Rows from a figure dataset —
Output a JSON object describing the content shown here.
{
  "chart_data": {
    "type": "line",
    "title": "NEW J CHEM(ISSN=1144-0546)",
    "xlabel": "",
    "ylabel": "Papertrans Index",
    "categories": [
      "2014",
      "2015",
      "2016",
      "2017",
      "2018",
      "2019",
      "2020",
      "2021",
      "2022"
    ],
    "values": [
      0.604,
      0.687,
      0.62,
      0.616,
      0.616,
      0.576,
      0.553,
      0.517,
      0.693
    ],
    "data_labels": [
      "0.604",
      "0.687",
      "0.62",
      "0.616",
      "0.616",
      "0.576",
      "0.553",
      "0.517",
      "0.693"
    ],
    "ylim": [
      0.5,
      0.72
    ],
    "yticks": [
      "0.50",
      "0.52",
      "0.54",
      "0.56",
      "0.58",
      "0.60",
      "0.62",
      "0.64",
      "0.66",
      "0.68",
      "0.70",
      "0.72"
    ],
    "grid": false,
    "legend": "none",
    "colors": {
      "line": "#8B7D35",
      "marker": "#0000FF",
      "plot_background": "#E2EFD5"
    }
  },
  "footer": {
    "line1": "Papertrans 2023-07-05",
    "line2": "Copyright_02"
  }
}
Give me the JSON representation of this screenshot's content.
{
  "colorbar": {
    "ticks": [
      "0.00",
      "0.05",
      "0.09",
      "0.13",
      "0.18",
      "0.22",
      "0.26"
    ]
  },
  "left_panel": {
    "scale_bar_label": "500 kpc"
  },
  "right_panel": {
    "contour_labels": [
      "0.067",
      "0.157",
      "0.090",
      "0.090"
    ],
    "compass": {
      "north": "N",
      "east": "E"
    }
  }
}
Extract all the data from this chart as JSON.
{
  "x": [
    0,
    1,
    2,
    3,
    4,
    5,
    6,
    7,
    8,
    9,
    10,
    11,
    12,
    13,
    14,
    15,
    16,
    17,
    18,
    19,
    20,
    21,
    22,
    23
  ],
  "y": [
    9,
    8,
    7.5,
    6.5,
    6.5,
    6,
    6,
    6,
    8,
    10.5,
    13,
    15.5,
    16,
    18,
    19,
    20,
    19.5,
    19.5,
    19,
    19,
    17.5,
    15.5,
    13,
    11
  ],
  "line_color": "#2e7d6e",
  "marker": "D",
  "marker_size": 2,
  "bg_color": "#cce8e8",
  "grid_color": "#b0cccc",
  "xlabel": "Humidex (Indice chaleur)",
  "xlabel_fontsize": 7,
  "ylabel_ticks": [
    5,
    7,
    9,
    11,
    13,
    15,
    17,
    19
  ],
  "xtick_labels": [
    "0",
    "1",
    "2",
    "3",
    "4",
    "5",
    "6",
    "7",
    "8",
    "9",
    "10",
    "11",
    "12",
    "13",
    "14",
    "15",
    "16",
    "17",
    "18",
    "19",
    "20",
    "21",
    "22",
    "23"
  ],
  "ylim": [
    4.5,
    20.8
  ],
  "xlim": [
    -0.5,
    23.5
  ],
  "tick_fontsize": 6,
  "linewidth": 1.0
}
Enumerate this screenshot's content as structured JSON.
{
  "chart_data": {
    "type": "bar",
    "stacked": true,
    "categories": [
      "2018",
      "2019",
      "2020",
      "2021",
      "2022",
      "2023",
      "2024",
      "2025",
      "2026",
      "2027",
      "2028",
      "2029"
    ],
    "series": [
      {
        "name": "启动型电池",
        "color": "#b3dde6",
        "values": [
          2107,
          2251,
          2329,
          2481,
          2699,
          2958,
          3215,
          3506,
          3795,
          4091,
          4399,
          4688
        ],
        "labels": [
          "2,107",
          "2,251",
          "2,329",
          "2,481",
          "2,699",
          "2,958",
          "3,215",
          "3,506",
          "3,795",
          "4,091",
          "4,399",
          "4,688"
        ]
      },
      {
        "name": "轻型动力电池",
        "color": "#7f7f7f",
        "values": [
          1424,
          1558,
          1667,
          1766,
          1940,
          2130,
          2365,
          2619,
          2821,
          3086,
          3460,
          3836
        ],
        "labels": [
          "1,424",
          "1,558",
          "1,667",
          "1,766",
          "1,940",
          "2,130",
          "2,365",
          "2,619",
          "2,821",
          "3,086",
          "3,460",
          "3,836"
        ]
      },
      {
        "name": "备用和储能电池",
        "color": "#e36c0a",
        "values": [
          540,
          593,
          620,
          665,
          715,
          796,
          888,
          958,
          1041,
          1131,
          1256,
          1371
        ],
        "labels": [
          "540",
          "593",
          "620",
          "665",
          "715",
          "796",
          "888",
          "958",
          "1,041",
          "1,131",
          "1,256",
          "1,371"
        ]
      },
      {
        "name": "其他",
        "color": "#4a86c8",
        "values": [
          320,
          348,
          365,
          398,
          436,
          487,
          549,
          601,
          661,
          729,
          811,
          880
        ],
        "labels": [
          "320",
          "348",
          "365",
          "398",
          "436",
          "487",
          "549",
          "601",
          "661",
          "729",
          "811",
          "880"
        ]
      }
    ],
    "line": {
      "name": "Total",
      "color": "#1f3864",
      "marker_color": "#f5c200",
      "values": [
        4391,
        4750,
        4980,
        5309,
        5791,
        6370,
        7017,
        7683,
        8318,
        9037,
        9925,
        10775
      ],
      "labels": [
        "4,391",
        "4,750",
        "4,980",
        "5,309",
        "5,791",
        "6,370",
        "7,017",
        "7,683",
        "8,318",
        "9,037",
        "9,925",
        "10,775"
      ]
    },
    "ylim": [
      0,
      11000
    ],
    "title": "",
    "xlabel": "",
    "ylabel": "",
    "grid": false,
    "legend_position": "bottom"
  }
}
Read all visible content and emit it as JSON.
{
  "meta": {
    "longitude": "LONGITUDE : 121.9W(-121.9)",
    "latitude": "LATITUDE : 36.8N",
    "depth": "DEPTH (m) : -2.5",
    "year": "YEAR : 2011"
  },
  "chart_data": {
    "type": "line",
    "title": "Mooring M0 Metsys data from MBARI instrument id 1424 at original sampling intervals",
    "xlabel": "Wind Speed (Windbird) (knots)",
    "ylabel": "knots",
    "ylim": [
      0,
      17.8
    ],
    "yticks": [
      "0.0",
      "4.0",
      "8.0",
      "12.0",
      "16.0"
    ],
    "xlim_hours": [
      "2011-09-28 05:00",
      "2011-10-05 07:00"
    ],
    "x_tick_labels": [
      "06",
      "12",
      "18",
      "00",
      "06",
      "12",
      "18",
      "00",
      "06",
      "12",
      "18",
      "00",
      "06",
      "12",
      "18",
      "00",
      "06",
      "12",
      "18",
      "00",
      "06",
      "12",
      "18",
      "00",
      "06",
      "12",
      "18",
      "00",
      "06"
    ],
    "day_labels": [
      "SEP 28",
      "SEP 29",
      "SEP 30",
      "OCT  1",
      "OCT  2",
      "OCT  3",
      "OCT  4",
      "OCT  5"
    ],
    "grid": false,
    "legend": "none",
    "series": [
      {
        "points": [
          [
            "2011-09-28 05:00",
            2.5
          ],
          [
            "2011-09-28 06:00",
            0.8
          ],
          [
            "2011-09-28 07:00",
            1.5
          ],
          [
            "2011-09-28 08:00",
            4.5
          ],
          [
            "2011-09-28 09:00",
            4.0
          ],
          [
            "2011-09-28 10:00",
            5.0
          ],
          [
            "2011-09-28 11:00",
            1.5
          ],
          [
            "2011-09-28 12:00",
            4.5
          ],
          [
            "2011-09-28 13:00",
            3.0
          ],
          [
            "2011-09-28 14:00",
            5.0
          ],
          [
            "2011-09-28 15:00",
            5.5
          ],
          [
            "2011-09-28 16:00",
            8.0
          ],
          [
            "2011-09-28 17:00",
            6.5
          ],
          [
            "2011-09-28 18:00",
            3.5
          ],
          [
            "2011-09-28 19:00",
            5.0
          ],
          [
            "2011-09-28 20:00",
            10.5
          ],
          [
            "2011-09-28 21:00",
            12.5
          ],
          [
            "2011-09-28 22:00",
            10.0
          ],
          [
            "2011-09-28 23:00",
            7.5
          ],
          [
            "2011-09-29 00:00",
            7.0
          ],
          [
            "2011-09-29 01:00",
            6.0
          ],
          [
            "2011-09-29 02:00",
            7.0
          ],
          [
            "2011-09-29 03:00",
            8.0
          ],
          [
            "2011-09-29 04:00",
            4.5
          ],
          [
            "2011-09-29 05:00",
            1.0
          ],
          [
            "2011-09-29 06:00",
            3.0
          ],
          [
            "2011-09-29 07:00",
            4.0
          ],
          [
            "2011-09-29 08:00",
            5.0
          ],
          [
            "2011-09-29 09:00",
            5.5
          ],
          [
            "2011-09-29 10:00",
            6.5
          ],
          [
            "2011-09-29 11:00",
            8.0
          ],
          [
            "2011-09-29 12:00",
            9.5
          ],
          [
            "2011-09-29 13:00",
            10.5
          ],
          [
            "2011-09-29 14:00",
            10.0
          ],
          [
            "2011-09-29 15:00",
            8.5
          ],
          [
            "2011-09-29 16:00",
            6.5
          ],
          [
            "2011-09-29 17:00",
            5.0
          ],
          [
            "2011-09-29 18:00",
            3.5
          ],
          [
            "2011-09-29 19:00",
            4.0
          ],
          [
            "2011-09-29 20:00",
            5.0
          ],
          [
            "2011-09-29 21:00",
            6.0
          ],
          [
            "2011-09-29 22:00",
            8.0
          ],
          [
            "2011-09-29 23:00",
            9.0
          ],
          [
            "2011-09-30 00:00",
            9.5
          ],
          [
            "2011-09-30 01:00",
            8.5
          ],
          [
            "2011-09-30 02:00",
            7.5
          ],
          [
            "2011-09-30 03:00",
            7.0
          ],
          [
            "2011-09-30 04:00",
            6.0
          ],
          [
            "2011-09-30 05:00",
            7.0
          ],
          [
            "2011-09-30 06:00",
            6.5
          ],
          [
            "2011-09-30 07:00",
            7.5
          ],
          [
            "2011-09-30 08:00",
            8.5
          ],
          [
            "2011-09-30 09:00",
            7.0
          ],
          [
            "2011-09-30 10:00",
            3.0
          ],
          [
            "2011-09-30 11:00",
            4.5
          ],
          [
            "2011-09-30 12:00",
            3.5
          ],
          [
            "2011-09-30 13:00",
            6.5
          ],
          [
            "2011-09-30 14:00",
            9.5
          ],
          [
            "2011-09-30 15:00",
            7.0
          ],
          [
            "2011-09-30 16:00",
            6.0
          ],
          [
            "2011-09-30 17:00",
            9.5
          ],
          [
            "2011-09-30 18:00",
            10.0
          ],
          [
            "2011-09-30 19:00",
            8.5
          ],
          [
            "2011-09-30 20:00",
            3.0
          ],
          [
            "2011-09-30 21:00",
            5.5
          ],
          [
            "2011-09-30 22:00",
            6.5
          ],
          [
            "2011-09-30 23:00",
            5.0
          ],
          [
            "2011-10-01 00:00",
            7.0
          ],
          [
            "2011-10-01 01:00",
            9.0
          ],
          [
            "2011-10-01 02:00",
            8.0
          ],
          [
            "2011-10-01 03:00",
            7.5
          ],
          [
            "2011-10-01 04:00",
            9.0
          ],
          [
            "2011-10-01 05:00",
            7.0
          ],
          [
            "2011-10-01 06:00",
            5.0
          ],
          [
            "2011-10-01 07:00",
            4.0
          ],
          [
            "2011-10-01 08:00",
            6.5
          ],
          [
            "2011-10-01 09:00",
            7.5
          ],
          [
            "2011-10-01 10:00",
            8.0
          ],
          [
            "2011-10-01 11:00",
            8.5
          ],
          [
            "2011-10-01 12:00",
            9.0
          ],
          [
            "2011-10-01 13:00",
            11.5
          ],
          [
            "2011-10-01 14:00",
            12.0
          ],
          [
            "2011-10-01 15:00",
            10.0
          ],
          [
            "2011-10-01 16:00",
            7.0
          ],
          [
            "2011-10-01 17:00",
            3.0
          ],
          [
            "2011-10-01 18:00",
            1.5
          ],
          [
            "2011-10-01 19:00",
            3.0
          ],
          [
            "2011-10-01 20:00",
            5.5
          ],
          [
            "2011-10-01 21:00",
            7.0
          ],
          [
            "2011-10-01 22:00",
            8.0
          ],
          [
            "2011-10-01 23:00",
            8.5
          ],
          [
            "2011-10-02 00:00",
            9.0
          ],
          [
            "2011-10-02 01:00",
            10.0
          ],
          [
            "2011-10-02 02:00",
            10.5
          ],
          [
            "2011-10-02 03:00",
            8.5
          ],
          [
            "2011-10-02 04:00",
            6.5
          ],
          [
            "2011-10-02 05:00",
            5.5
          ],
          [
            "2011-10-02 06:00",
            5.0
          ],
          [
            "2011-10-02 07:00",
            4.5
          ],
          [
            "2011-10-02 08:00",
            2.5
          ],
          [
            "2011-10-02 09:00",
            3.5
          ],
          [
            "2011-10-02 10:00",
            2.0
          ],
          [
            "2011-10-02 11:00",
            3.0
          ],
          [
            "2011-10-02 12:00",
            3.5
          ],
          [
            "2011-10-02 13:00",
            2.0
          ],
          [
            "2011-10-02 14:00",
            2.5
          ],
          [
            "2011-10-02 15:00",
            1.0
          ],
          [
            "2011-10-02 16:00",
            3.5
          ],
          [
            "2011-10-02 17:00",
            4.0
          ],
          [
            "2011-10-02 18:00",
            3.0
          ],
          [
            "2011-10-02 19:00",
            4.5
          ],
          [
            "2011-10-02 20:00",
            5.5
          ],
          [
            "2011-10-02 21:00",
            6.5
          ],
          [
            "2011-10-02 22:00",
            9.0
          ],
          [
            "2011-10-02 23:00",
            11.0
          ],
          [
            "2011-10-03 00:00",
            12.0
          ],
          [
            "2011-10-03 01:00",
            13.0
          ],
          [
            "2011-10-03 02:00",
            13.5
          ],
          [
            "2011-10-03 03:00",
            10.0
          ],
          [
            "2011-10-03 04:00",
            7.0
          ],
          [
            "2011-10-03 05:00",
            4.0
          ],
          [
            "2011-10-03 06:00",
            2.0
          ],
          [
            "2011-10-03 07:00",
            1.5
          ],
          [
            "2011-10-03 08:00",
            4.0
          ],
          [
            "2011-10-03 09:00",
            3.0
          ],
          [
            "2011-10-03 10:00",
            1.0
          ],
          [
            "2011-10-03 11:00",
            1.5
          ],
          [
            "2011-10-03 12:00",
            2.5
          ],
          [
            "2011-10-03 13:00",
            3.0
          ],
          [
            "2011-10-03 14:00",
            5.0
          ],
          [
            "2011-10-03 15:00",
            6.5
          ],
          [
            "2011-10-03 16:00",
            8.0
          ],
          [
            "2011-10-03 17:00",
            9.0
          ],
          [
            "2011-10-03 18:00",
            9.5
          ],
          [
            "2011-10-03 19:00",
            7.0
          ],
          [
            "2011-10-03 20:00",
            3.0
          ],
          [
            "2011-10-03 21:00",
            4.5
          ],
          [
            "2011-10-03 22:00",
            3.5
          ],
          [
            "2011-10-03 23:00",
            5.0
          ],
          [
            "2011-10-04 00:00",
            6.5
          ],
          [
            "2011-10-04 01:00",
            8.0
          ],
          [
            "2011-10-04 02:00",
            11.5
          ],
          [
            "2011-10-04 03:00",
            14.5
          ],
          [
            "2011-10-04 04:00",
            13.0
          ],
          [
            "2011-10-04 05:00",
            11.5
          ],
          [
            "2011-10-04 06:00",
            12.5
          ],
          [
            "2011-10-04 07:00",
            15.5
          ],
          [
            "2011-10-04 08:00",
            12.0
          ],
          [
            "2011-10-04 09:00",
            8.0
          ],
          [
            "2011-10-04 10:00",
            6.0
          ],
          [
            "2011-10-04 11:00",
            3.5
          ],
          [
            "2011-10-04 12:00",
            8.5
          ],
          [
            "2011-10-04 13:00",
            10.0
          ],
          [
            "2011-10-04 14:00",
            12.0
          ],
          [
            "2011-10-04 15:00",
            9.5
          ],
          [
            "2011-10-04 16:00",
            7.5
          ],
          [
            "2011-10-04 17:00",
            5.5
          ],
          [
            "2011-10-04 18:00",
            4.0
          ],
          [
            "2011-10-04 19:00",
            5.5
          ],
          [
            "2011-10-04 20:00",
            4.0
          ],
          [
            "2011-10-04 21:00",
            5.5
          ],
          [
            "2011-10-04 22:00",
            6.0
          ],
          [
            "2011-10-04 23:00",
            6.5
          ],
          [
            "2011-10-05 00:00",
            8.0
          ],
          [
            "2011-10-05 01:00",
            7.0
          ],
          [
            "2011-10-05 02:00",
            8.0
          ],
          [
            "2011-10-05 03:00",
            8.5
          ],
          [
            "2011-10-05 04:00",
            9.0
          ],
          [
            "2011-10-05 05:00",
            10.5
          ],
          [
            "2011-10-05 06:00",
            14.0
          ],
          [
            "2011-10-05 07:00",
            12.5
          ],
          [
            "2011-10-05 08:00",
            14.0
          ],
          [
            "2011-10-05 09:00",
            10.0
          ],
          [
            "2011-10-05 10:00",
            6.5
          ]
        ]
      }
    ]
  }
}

WRITTEN INSTRUCTION — What is the number of lines in the records above that include the word "screenshot"? Reply with that number and nothing more.

WRITTEN SOLUTION — 2